Written exercise
Leave out the pictures, then reproduce the rest of the material exactly.
-- START OF Task data --
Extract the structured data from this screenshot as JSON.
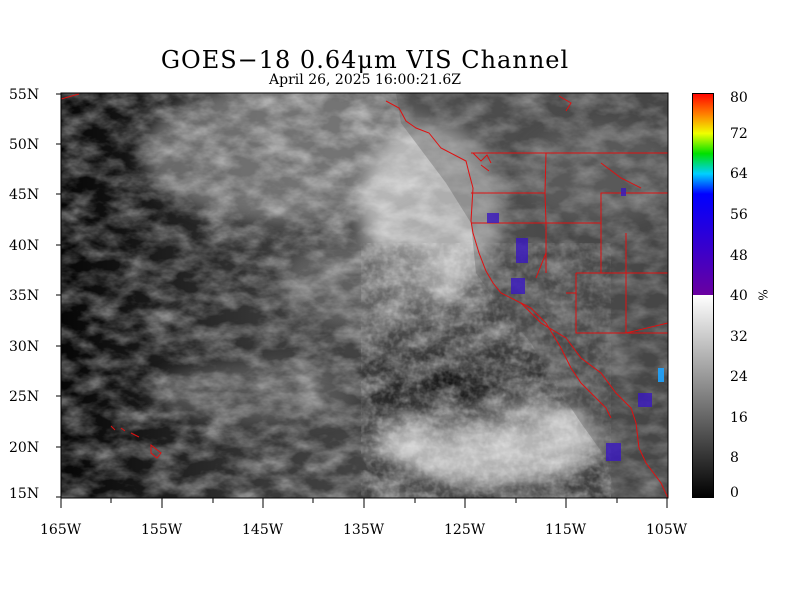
{
  "title": "GOES−18  0.64μm VIS Channel",
  "subtitle": "April 26,  2025 16:00:21.6Z",
  "lat_labels": [
    "55N",
    "50N",
    "45N",
    "40N",
    "35N",
    "30N",
    "25N",
    "20N",
    "15N"
  ],
  "lon_labels": [
    "165W",
    "155W",
    "145W",
    "135W",
    "125W",
    "115W",
    "105W"
  ],
  "colorbar": {
    "labels": [
      "80",
      "72",
      "64",
      "56",
      "48",
      "40",
      "32",
      "24",
      "16",
      "8",
      "0"
    ],
    "unit": "%",
    "range": [
      0,
      80
    ],
    "gray_max": 40
  },
  "colors": {
    "coastline": "#e01010",
    "frame": "#000000"
  }
}
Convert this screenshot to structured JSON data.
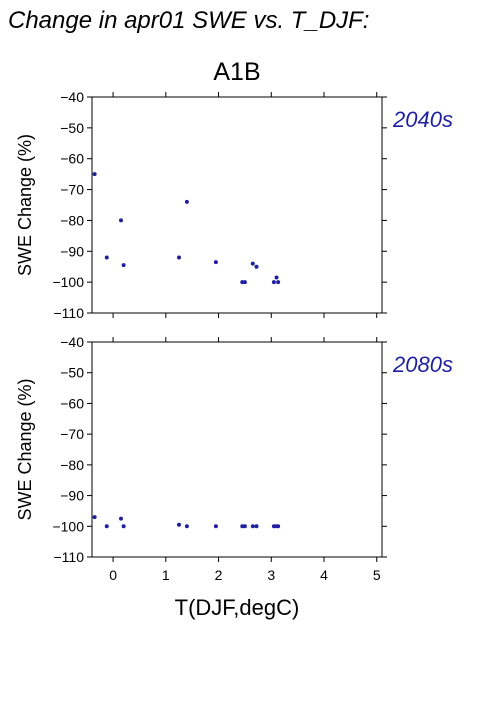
{
  "figure": {
    "title": "Change in apr01 SWE vs. T_DJF:",
    "subtitle": "A1B",
    "xlabel": "T(DJF,degC)"
  },
  "colors": {
    "points": "#1f1fa0",
    "period_label": "#1f1fa0"
  },
  "chart_data": [
    {
      "type": "scatter",
      "period_label": "2040s",
      "ylabel": "SWE Change (%)",
      "xlim": [
        -0.4,
        5.1
      ],
      "ylim": [
        -110,
        -40
      ],
      "xticks": [
        0,
        1,
        2,
        3,
        4,
        5
      ],
      "yticks": [
        -40,
        -50,
        -60,
        -70,
        -80,
        -90,
        -100,
        -110
      ],
      "xtick_labels_shown": false,
      "grid": false,
      "x": [
        -0.35,
        -0.12,
        0.15,
        0.2,
        1.25,
        1.4,
        1.95,
        2.45,
        2.5,
        2.65,
        2.72,
        3.05,
        3.1,
        3.13
      ],
      "y": [
        -65,
        -92,
        -80,
        -94.5,
        -92,
        -74,
        -93.5,
        -100,
        -100,
        -94,
        -95,
        -100,
        -98.5,
        -100
      ]
    },
    {
      "type": "scatter",
      "period_label": "2080s",
      "ylabel": "SWE Change (%)",
      "xlim": [
        -0.4,
        5.1
      ],
      "ylim": [
        -110,
        -40
      ],
      "xticks": [
        0,
        1,
        2,
        3,
        4,
        5
      ],
      "xtick_labels": [
        "0",
        "1",
        "2",
        "3",
        "4",
        "5"
      ],
      "yticks": [
        -40,
        -50,
        -60,
        -70,
        -80,
        -90,
        -100,
        -110
      ],
      "xtick_labels_shown": true,
      "grid": false,
      "x": [
        -0.35,
        -0.12,
        0.15,
        0.2,
        1.25,
        1.4,
        1.95,
        2.45,
        2.5,
        2.65,
        2.72,
        3.05,
        3.1,
        3.13
      ],
      "y": [
        -97,
        -100,
        -97.5,
        -100,
        -99.5,
        -100,
        -100,
        -100,
        -100,
        -100,
        -100,
        -100,
        -100,
        -100
      ]
    }
  ]
}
-- END OF Task data --
Solution to this exercise
Extract the structured data from this screenshot as JSON.
{
  "title": "GOES−18  0.64μm VIS Channel",
  "subtitle": "April 26,  2025 16:00:21.6Z",
  "lat_labels": [
    "55N",
    "50N",
    "45N",
    "40N",
    "35N",
    "30N",
    "25N",
    "20N",
    "15N"
  ],
  "lon_labels": [
    "165W",
    "155W",
    "145W",
    "135W",
    "125W",
    "115W",
    "105W"
  ],
  "colorbar": {
    "labels": [
      "80",
      "72",
      "64",
      "56",
      "48",
      "40",
      "32",
      "24",
      "16",
      "8",
      "0"
    ],
    "unit": "%",
    "range": [
      0,
      80
    ],
    "gray_max": 40
  },
  "colors": {
    "coastline": "#e01010",
    "frame": "#000000"
  }
}
Convert this screenshot to structured JSON data.
{
  "figure": {
    "title": "Change in apr01 SWE vs. T_DJF:",
    "subtitle": "A1B",
    "xlabel": "T(DJF,degC)"
  },
  "colors": {
    "points": "#1f1fa0",
    "period_label": "#1f1fa0"
  },
  "chart_data": [
    {
      "type": "scatter",
      "period_label": "2040s",
      "ylabel": "SWE Change (%)",
      "xlim": [
        -0.4,
        5.1
      ],
      "ylim": [
        -110,
        -40
      ],
      "xticks": [
        0,
        1,
        2,
        3,
        4,
        5
      ],
      "yticks": [
        -40,
        -50,
        -60,
        -70,
        -80,
        -90,
        -100,
        -110
      ],
      "xtick_labels_shown": false,
      "grid": false,
      "x": [
        -0.35,
        -0.12,
        0.15,
        0.2,
        1.25,
        1.4,
        1.95,
        2.45,
        2.5,
        2.65,
        2.72,
        3.05,
        3.1,
        3.13
      ],
      "y": [
        -65,
        -92,
        -80,
        -94.5,
        -92,
        -74,
        -93.5,
        -100,
        -100,
        -94,
        -95,
        -100,
        -98.5,
        -100
      ]
    },
    {
      "type": "scatter",
      "period_label": "2080s",
      "ylabel": "SWE Change (%)",
      "xlim": [
        -0.4,
        5.1
      ],
      "ylim": [
        -110,
        -40
      ],
      "xticks": [
        0,
        1,
        2,
        3,
        4,
        5
      ],
      "xtick_labels": [
        "0",
        "1",
        "2",
        "3",
        "4",
        "5"
      ],
      "yticks": [
        -40,
        -50,
        -60,
        -70,
        -80,
        -90,
        -100,
        -110
      ],
      "xtick_labels_shown": true,
      "grid": false,
      "x": [
        -0.35,
        -0.12,
        0.15,
        0.2,
        1.25,
        1.4,
        1.95,
        2.45,
        2.5,
        2.65,
        2.72,
        3.05,
        3.1,
        3.13
      ],
      "y": [
        -97,
        -100,
        -97.5,
        -100,
        -99.5,
        -100,
        -100,
        -100,
        -100,
        -100,
        -100,
        -100,
        -100,
        -100
      ]
    }
  ]
}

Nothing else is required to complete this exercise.